▶ _RECORD SET_:

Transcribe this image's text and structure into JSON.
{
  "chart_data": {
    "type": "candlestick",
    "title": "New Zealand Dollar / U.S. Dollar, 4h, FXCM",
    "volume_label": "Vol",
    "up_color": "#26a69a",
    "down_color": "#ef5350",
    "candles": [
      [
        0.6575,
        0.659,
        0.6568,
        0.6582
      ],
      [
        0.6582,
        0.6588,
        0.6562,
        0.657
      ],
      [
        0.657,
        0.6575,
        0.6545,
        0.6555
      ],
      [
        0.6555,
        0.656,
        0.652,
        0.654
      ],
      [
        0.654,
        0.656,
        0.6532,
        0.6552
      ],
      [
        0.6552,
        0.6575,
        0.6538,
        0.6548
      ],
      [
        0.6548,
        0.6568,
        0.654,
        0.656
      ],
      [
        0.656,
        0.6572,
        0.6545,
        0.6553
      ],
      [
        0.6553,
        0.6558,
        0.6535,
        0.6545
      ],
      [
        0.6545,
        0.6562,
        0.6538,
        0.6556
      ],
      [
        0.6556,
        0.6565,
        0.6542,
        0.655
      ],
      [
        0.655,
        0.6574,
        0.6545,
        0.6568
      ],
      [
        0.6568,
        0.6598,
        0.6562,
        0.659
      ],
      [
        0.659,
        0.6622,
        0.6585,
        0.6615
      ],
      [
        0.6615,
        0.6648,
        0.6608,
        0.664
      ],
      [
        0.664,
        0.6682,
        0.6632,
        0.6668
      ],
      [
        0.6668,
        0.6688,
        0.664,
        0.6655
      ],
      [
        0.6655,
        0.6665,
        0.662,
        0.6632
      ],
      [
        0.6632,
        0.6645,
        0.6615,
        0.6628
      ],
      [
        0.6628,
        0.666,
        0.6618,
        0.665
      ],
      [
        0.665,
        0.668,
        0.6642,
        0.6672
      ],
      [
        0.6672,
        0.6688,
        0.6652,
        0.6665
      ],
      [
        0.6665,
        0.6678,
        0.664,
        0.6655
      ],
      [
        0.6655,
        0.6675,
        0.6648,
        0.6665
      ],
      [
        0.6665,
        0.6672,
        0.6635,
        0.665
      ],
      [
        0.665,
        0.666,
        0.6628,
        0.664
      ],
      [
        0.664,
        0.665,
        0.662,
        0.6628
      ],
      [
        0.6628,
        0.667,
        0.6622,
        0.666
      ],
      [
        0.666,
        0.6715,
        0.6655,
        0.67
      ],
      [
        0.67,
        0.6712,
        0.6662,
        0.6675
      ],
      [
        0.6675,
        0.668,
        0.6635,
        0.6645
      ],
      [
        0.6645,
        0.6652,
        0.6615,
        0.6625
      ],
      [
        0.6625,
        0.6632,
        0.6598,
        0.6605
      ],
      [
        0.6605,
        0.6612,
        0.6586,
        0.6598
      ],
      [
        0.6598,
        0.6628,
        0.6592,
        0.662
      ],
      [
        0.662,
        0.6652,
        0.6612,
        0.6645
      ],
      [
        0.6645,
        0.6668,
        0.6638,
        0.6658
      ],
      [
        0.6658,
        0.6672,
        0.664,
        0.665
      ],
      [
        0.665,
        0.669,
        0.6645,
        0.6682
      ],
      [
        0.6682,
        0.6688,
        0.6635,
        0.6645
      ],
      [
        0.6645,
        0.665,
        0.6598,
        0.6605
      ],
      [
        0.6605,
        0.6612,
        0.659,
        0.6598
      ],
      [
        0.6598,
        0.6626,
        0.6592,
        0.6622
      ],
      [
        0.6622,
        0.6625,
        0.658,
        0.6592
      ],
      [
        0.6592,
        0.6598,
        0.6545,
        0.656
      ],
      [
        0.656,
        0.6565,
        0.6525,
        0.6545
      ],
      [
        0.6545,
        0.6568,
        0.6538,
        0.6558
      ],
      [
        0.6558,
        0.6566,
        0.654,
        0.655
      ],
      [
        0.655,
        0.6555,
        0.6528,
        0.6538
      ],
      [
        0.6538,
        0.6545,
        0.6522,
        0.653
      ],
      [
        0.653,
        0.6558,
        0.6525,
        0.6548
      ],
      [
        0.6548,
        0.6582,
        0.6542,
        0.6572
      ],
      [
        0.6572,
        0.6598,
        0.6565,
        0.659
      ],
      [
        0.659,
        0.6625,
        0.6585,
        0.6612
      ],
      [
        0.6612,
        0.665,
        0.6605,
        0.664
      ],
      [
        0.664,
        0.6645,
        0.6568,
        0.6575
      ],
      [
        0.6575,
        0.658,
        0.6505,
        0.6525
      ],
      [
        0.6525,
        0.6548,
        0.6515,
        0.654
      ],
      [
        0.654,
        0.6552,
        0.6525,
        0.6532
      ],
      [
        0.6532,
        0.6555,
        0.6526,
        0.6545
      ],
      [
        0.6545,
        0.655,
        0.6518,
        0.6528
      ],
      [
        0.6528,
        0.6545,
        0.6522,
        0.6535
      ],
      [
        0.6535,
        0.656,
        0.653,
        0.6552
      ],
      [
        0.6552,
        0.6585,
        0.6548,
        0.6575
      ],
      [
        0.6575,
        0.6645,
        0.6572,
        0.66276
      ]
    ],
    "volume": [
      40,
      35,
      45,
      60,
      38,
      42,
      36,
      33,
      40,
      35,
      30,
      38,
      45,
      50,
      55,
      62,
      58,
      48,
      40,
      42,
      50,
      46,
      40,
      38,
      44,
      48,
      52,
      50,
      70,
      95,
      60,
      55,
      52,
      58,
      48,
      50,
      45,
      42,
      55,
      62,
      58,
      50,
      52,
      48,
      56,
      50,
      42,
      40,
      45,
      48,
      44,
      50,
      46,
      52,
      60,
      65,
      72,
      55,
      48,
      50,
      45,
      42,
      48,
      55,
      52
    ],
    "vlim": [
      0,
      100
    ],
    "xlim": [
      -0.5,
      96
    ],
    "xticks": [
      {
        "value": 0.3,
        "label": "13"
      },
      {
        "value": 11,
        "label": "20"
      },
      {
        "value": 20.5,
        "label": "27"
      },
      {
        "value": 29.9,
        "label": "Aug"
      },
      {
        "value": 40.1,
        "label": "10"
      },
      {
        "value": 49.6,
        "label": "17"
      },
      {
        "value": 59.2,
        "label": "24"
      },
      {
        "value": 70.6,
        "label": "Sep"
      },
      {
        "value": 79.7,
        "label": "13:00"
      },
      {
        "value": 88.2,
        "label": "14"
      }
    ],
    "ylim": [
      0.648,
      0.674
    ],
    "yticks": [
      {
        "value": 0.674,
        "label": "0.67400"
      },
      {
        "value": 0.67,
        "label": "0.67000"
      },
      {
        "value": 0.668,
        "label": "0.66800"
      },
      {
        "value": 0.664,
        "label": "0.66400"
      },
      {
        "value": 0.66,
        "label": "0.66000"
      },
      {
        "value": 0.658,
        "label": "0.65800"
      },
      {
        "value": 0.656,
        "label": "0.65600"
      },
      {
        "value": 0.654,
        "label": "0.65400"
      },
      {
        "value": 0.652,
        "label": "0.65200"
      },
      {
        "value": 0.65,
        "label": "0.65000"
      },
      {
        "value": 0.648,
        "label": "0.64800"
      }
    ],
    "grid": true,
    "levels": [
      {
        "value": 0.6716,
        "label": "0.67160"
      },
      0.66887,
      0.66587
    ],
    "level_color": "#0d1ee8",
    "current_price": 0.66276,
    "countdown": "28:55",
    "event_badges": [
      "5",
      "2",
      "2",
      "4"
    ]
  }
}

▶ _PROMPT_:
Each line of the listing should be copied exactly.

▶ _PROBLEM SOLUTION_:
Transcribe this image's text and structure into JSON.
{
  "chart_data": {
    "type": "candlestick",
    "title": "New Zealand Dollar / U.S. Dollar, 4h, FXCM",
    "volume_label": "Vol",
    "up_color": "#26a69a",
    "down_color": "#ef5350",
    "candles": [
      [
        0.6575,
        0.659,
        0.6568,
        0.6582
      ],
      [
        0.6582,
        0.6588,
        0.6562,
        0.657
      ],
      [
        0.657,
        0.6575,
        0.6545,
        0.6555
      ],
      [
        0.6555,
        0.656,
        0.652,
        0.654
      ],
      [
        0.654,
        0.656,
        0.6532,
        0.6552
      ],
      [
        0.6552,
        0.6575,
        0.6538,
        0.6548
      ],
      [
        0.6548,
        0.6568,
        0.654,
        0.656
      ],
      [
        0.656,
        0.6572,
        0.6545,
        0.6553
      ],
      [
        0.6553,
        0.6558,
        0.6535,
        0.6545
      ],
      [
        0.6545,
        0.6562,
        0.6538,
        0.6556
      ],
      [
        0.6556,
        0.6565,
        0.6542,
        0.655
      ],
      [
        0.655,
        0.6574,
        0.6545,
        0.6568
      ],
      [
        0.6568,
        0.6598,
        0.6562,
        0.659
      ],
      [
        0.659,
        0.6622,
        0.6585,
        0.6615
      ],
      [
        0.6615,
        0.6648,
        0.6608,
        0.664
      ],
      [
        0.664,
        0.6682,
        0.6632,
        0.6668
      ],
      [
        0.6668,
        0.6688,
        0.664,
        0.6655
      ],
      [
        0.6655,
        0.6665,
        0.662,
        0.6632
      ],
      [
        0.6632,
        0.6645,
        0.6615,
        0.6628
      ],
      [
        0.6628,
        0.666,
        0.6618,
        0.665
      ],
      [
        0.665,
        0.668,
        0.6642,
        0.6672
      ],
      [
        0.6672,
        0.6688,
        0.6652,
        0.6665
      ],
      [
        0.6665,
        0.6678,
        0.664,
        0.6655
      ],
      [
        0.6655,
        0.6675,
        0.6648,
        0.6665
      ],
      [
        0.6665,
        0.6672,
        0.6635,
        0.665
      ],
      [
        0.665,
        0.666,
        0.6628,
        0.664
      ],
      [
        0.664,
        0.665,
        0.662,
        0.6628
      ],
      [
        0.6628,
        0.667,
        0.6622,
        0.666
      ],
      [
        0.666,
        0.6715,
        0.6655,
        0.67
      ],
      [
        0.67,
        0.6712,
        0.6662,
        0.6675
      ],
      [
        0.6675,
        0.668,
        0.6635,
        0.6645
      ],
      [
        0.6645,
        0.6652,
        0.6615,
        0.6625
      ],
      [
        0.6625,
        0.6632,
        0.6598,
        0.6605
      ],
      [
        0.6605,
        0.6612,
        0.6586,
        0.6598
      ],
      [
        0.6598,
        0.6628,
        0.6592,
        0.662
      ],
      [
        0.662,
        0.6652,
        0.6612,
        0.6645
      ],
      [
        0.6645,
        0.6668,
        0.6638,
        0.6658
      ],
      [
        0.6658,
        0.6672,
        0.664,
        0.665
      ],
      [
        0.665,
        0.669,
        0.6645,
        0.6682
      ],
      [
        0.6682,
        0.6688,
        0.6635,
        0.6645
      ],
      [
        0.6645,
        0.665,
        0.6598,
        0.6605
      ],
      [
        0.6605,
        0.6612,
        0.659,
        0.6598
      ],
      [
        0.6598,
        0.6626,
        0.6592,
        0.6622
      ],
      [
        0.6622,
        0.6625,
        0.658,
        0.6592
      ],
      [
        0.6592,
        0.6598,
        0.6545,
        0.656
      ],
      [
        0.656,
        0.6565,
        0.6525,
        0.6545
      ],
      [
        0.6545,
        0.6568,
        0.6538,
        0.6558
      ],
      [
        0.6558,
        0.6566,
        0.654,
        0.655
      ],
      [
        0.655,
        0.6555,
        0.6528,
        0.6538
      ],
      [
        0.6538,
        0.6545,
        0.6522,
        0.653
      ],
      [
        0.653,
        0.6558,
        0.6525,
        0.6548
      ],
      [
        0.6548,
        0.6582,
        0.6542,
        0.6572
      ],
      [
        0.6572,
        0.6598,
        0.6565,
        0.659
      ],
      [
        0.659,
        0.6625,
        0.6585,
        0.6612
      ],
      [
        0.6612,
        0.665,
        0.6605,
        0.664
      ],
      [
        0.664,
        0.6645,
        0.6568,
        0.6575
      ],
      [
        0.6575,
        0.658,
        0.6505,
        0.6525
      ],
      [
        0.6525,
        0.6548,
        0.6515,
        0.654
      ],
      [
        0.654,
        0.6552,
        0.6525,
        0.6532
      ],
      [
        0.6532,
        0.6555,
        0.6526,
        0.6545
      ],
      [
        0.6545,
        0.655,
        0.6518,
        0.6528
      ],
      [
        0.6528,
        0.6545,
        0.6522,
        0.6535
      ],
      [
        0.6535,
        0.656,
        0.653,
        0.6552
      ],
      [
        0.6552,
        0.6585,
        0.6548,
        0.6575
      ],
      [
        0.6575,
        0.6645,
        0.6572,
        0.66276
      ]
    ],
    "volume": [
      40,
      35,
      45,
      60,
      38,
      42,
      36,
      33,
      40,
      35,
      30,
      38,
      45,
      50,
      55,
      62,
      58,
      48,
      40,
      42,
      50,
      46,
      40,
      38,
      44,
      48,
      52,
      50,
      70,
      95,
      60,
      55,
      52,
      58,
      48,
      50,
      45,
      42,
      55,
      62,
      58,
      50,
      52,
      48,
      56,
      50,
      42,
      40,
      45,
      48,
      44,
      50,
      46,
      52,
      60,
      65,
      72,
      55,
      48,
      50,
      45,
      42,
      48,
      55,
      52
    ],
    "vlim": [
      0,
      100
    ],
    "xlim": [
      -0.5,
      96
    ],
    "xticks": [
      {
        "value": 0.3,
        "label": "13"
      },
      {
        "value": 11,
        "label": "20"
      },
      {
        "value": 20.5,
        "label": "27"
      },
      {
        "value": 29.9,
        "label": "Aug"
      },
      {
        "value": 40.1,
        "label": "10"
      },
      {
        "value": 49.6,
        "label": "17"
      },
      {
        "value": 59.2,
        "label": "24"
      },
      {
        "value": 70.6,
        "label": "Sep"
      },
      {
        "value": 79.7,
        "label": "13:00"
      },
      {
        "value": 88.2,
        "label": "14"
      }
    ],
    "ylim": [
      0.648,
      0.674
    ],
    "yticks": [
      {
        "value": 0.674,
        "label": "0.67400"
      },
      {
        "value": 0.67,
        "label": "0.67000"
      },
      {
        "value": 0.668,
        "label": "0.66800"
      },
      {
        "value": 0.664,
        "label": "0.66400"
      },
      {
        "value": 0.66,
        "label": "0.66000"
      },
      {
        "value": 0.658,
        "label": "0.65800"
      },
      {
        "value": 0.656,
        "label": "0.65600"
      },
      {
        "value": 0.654,
        "label": "0.65400"
      },
      {
        "value": 0.652,
        "label": "0.65200"
      },
      {
        "value": 0.65,
        "label": "0.65000"
      },
      {
        "value": 0.648,
        "label": "0.64800"
      }
    ],
    "grid": true,
    "levels": [
      {
        "value": 0.6716,
        "label": "0.67160"
      },
      0.66887,
      0.66587
    ],
    "level_color": "#0d1ee8",
    "current_price": 0.66276,
    "countdown": "28:55",
    "event_badges": [
      "5",
      "2",
      "2",
      "4"
    ]
  }
}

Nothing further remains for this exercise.